— Problem requirements —
From the listing below, extract each entry exactly as written, minus the images.
BEGIN Listing
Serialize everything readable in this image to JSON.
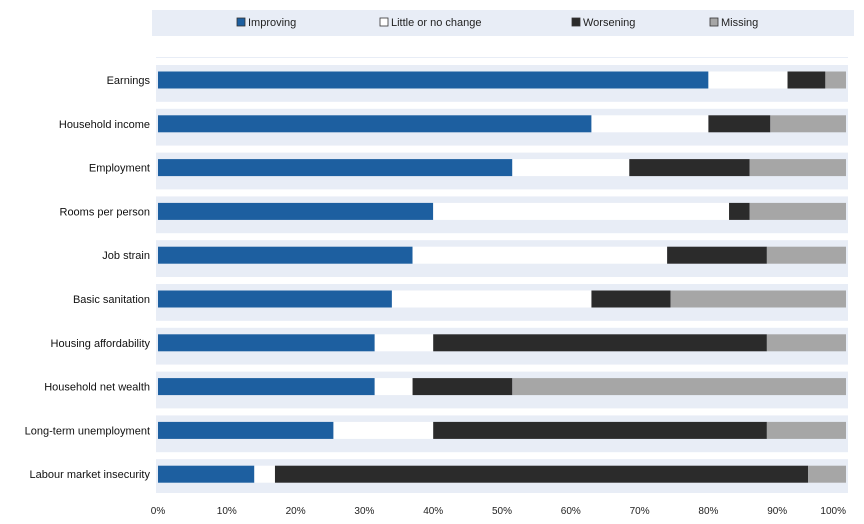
{
  "chart_data": {
    "type": "bar",
    "orientation": "horizontal",
    "stacked": true,
    "categories": [
      "Earnings",
      "Household income",
      "Employment",
      "Rooms per person",
      "Job strain",
      "Basic sanitation",
      "Housing affordability",
      "Household net wealth",
      "Long-term unemployment",
      "Labour market insecurity"
    ],
    "series": [
      {
        "name": "Improving",
        "color": "#1d5fa0",
        "values": [
          80,
          63,
          51.5,
          40,
          37,
          34,
          31.5,
          31.5,
          25.5,
          14
        ]
      },
      {
        "name": "Little or no change",
        "color": "#ffffff",
        "values": [
          11.5,
          17,
          17,
          43,
          37,
          29,
          8.5,
          5.5,
          14.5,
          3
        ]
      },
      {
        "name": "Worsening",
        "color": "#2b2b2b",
        "values": [
          5.5,
          9,
          17.5,
          3,
          14.5,
          11.5,
          48.5,
          14.5,
          48.5,
          77.5
        ]
      },
      {
        "name": "Missing",
        "color": "#a6a6a6",
        "values": [
          3,
          11,
          14,
          14,
          11.5,
          25.5,
          11.5,
          48.5,
          11.5,
          5.5
        ]
      }
    ],
    "xlim": [
      0,
      100
    ],
    "xticks": [
      "0%",
      "10%",
      "20%",
      "30%",
      "40%",
      "50%",
      "60%",
      "70%",
      "80%",
      "90%",
      "100%"
    ],
    "legend_position": "top",
    "grid": false,
    "plot_background": "#e8edf6",
    "title": "",
    "xlabel": "",
    "ylabel": ""
  }
}
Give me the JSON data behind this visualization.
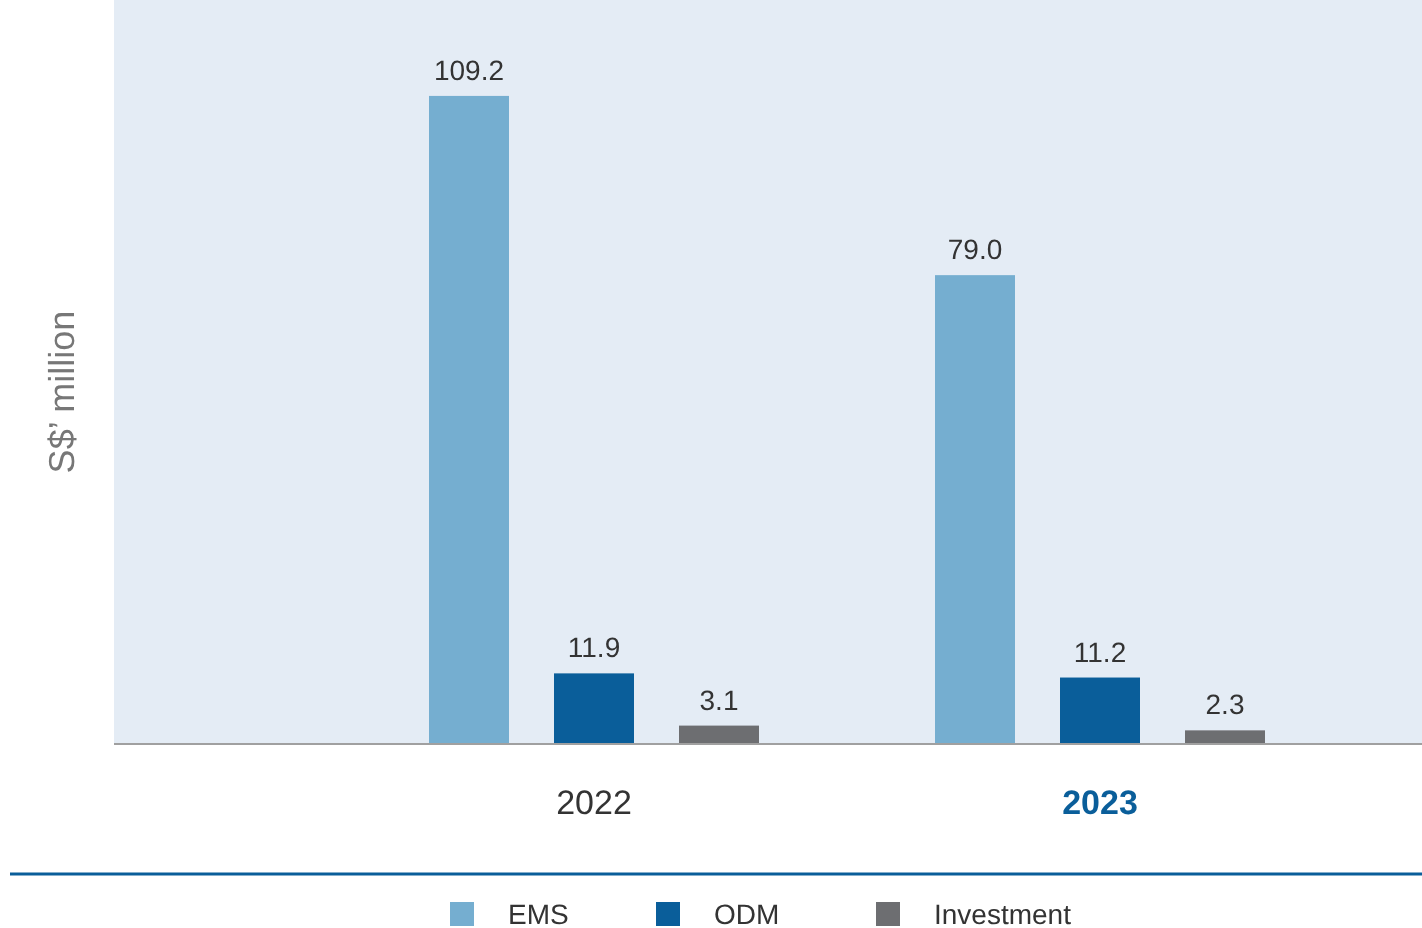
{
  "chart_data": {
    "type": "bar",
    "ylabel": "S$’ million",
    "categories": [
      "2022",
      "2023"
    ],
    "series": [
      {
        "name": "EMS",
        "color": "#75aed0",
        "values": [
          109.2,
          79.0
        ],
        "value_labels": [
          "109.2",
          "79.0"
        ]
      },
      {
        "name": "ODM",
        "color": "#0a5e9a",
        "values": [
          11.9,
          11.2
        ],
        "value_labels": [
          "11.9",
          "11.2"
        ]
      },
      {
        "name": "Investment",
        "color": "#6d6e71",
        "values": [
          3.1,
          2.3
        ],
        "value_labels": [
          "3.1",
          "2.3"
        ]
      }
    ],
    "legend": "bottom"
  }
}
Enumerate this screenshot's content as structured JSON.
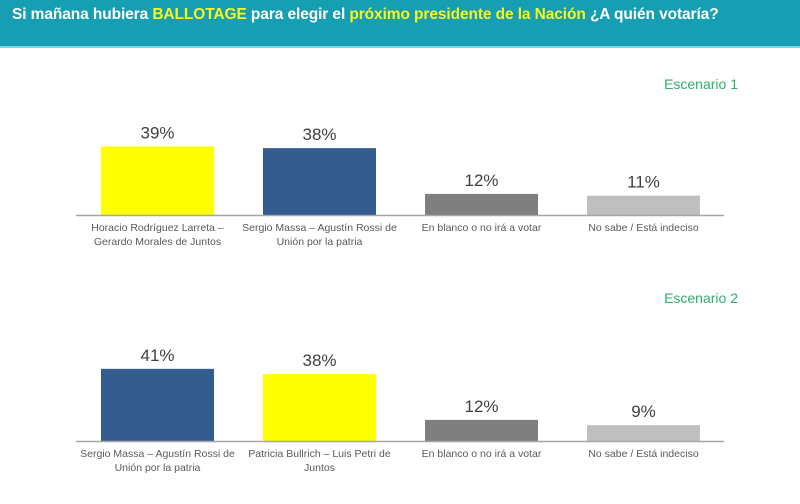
END Listing
— Expected answer —
Serialize everything readable in this image to JSON.
{
  "chart_data": {
    "type": "bar",
    "orientation": "horizontal",
    "stacked": true,
    "categories": [
      "Earnings",
      "Household income",
      "Employment",
      "Rooms per person",
      "Job strain",
      "Basic sanitation",
      "Housing affordability",
      "Household net wealth",
      "Long-term unemployment",
      "Labour market insecurity"
    ],
    "series": [
      {
        "name": "Improving",
        "color": "#1d5fa0",
        "values": [
          80,
          63,
          51.5,
          40,
          37,
          34,
          31.5,
          31.5,
          25.5,
          14
        ]
      },
      {
        "name": "Little or no change",
        "color": "#ffffff",
        "values": [
          11.5,
          17,
          17,
          43,
          37,
          29,
          8.5,
          5.5,
          14.5,
          3
        ]
      },
      {
        "name": "Worsening",
        "color": "#2b2b2b",
        "values": [
          5.5,
          9,
          17.5,
          3,
          14.5,
          11.5,
          48.5,
          14.5,
          48.5,
          77.5
        ]
      },
      {
        "name": "Missing",
        "color": "#a6a6a6",
        "values": [
          3,
          11,
          14,
          14,
          11.5,
          25.5,
          11.5,
          48.5,
          11.5,
          5.5
        ]
      }
    ],
    "xlim": [
      0,
      100
    ],
    "xticks": [
      "0%",
      "10%",
      "20%",
      "30%",
      "40%",
      "50%",
      "60%",
      "70%",
      "80%",
      "90%",
      "100%"
    ],
    "legend_position": "top",
    "grid": false,
    "plot_background": "#e8edf6",
    "title": "",
    "xlabel": "",
    "ylabel": ""
  }
}
Give me the JSON data behind this visualization.
{
  "chart_data": {
    "type": "bar",
    "ylabel": "S$’ million",
    "categories": [
      "2022",
      "2023"
    ],
    "series": [
      {
        "name": "EMS",
        "color": "#75aed0",
        "values": [
          109.2,
          79.0
        ],
        "value_labels": [
          "109.2",
          "79.0"
        ]
      },
      {
        "name": "ODM",
        "color": "#0a5e9a",
        "values": [
          11.9,
          11.2
        ],
        "value_labels": [
          "11.9",
          "11.2"
        ]
      },
      {
        "name": "Investment",
        "color": "#6d6e71",
        "values": [
          3.1,
          2.3
        ],
        "value_labels": [
          "3.1",
          "2.3"
        ]
      }
    ],
    "legend": "bottom"
  }
}
Enumerate this screenshot's content as structured JSON.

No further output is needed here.